> _Exercise instructions_
In the listing below, find every line with the string "this" and pull it out.

* begin *

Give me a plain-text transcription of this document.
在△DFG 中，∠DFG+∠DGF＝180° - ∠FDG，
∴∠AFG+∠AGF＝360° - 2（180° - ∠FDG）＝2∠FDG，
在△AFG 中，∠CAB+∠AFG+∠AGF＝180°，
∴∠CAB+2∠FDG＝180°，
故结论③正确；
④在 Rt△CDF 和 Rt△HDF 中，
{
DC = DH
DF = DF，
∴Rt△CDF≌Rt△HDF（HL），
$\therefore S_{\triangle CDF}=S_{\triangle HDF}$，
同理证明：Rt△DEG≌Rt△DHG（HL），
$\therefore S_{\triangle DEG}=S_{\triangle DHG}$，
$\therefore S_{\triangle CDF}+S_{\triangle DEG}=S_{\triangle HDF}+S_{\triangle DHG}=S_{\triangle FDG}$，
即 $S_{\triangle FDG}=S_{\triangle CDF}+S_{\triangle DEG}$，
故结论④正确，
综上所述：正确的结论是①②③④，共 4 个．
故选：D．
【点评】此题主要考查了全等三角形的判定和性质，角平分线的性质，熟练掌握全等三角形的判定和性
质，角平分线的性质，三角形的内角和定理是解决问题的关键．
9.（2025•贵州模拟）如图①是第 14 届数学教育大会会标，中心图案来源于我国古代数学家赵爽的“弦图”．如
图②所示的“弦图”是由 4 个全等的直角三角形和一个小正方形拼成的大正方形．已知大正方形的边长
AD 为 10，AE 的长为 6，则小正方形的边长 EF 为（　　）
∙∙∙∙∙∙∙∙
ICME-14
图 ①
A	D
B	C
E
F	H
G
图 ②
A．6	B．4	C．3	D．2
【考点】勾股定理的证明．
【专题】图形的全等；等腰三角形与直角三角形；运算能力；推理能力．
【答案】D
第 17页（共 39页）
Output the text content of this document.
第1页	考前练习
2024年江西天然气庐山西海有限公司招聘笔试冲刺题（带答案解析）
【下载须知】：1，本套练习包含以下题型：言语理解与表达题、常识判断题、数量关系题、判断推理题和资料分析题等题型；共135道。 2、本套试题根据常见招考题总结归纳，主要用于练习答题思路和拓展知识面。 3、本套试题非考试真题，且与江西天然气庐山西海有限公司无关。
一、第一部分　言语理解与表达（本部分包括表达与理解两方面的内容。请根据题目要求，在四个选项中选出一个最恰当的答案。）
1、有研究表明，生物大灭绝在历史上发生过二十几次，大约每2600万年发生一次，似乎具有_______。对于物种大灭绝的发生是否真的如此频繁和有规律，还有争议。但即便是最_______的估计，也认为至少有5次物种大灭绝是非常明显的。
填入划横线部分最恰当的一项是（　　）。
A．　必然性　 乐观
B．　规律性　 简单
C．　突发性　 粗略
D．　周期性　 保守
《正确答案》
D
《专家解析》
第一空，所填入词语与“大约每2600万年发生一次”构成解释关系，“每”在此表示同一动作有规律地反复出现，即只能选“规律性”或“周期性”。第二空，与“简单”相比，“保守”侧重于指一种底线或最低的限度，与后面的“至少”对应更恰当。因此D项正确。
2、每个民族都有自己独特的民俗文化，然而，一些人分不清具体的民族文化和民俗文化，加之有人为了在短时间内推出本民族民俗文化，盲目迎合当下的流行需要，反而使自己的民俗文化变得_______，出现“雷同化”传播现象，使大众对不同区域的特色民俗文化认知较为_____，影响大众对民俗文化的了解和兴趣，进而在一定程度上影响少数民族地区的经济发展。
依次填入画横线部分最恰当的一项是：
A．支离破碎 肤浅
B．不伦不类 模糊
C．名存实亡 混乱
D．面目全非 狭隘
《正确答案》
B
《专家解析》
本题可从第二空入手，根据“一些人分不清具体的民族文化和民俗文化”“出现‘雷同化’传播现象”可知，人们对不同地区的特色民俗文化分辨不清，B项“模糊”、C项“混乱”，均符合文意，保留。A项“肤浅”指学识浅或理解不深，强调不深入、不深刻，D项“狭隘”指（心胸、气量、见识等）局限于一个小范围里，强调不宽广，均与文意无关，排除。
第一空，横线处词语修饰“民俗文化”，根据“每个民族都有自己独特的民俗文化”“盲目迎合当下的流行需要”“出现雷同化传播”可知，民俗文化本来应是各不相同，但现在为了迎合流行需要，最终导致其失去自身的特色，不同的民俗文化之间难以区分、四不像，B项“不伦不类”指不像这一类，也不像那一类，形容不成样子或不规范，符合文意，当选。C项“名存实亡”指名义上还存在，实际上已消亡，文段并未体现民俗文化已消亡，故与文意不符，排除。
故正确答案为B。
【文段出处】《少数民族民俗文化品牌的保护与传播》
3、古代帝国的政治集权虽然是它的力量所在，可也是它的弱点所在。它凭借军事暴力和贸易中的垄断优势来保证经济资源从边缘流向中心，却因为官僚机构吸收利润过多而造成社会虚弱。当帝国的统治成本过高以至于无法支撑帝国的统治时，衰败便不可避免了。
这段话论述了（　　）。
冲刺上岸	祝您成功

* end *

> _Exercise output_
Give me a plain-text transcription of this document.
Output the text content of this document.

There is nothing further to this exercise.